**GOAL**
Copy out all lines where "this" appears.

Stored data:
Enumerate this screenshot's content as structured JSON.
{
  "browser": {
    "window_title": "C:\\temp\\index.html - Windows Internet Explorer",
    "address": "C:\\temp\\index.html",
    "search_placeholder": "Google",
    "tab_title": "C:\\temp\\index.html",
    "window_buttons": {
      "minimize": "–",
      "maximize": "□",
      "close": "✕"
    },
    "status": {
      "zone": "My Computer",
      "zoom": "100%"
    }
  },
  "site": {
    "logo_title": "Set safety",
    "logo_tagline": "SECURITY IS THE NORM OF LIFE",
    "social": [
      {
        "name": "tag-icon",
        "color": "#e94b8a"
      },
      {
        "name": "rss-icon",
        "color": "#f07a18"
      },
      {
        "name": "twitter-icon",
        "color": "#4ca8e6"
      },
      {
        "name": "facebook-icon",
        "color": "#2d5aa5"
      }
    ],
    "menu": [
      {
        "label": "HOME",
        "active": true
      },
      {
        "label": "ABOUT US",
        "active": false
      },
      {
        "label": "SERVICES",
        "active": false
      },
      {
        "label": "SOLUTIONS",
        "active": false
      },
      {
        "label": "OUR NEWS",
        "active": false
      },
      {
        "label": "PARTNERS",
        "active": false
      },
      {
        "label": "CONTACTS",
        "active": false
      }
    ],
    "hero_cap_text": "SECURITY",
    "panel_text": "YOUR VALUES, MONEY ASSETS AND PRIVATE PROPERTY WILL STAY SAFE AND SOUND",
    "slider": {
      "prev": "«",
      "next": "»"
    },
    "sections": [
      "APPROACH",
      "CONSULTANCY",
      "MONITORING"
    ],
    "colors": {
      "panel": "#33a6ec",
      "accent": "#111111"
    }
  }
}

* * *

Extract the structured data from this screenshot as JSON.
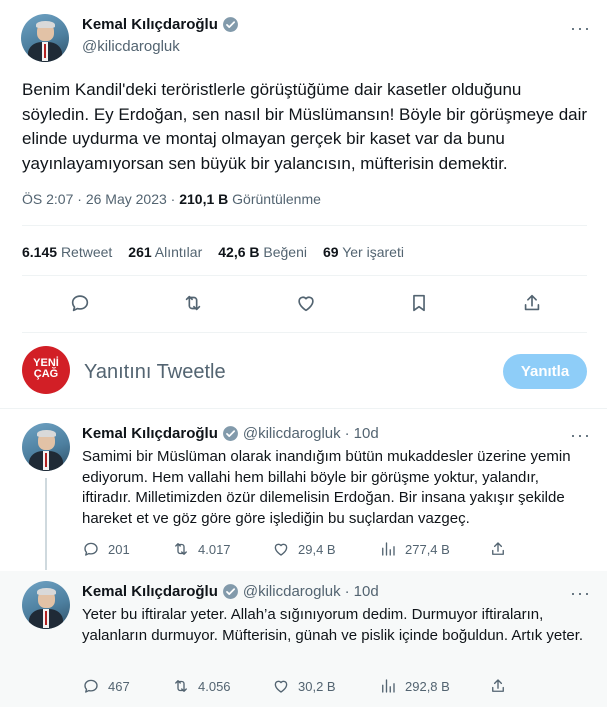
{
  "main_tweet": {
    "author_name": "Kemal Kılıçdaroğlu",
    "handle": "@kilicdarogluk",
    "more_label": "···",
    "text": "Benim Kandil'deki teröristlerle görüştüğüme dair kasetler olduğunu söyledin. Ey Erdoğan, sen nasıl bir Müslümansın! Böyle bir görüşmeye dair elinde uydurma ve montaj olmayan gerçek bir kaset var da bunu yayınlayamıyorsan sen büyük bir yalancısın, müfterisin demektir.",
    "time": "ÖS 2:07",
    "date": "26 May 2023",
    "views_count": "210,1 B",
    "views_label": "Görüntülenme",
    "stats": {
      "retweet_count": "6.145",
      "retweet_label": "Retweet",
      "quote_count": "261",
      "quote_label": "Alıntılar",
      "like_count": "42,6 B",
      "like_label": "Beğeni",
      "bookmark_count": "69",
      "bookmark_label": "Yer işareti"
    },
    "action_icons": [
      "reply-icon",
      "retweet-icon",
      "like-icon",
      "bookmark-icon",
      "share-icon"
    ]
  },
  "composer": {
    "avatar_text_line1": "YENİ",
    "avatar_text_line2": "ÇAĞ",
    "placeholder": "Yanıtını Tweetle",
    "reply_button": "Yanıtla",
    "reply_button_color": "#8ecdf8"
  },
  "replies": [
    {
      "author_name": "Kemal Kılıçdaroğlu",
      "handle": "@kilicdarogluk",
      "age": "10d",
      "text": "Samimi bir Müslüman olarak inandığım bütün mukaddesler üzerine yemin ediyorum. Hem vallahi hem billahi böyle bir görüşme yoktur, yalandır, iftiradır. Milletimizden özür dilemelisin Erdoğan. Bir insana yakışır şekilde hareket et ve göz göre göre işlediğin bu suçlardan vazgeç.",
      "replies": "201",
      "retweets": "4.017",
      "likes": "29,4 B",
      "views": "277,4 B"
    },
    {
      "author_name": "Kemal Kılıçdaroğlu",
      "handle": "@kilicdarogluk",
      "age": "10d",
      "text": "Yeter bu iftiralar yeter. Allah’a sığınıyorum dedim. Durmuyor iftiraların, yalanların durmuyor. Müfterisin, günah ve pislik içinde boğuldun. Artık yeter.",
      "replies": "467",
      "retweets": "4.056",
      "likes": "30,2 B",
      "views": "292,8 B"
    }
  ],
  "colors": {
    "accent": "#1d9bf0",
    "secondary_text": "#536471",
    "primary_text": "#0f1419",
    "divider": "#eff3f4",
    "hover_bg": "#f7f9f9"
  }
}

**THE REPLY**
Enumerate this screenshot's content as structured JSON.
Extract the structured data from this screenshot as JSON.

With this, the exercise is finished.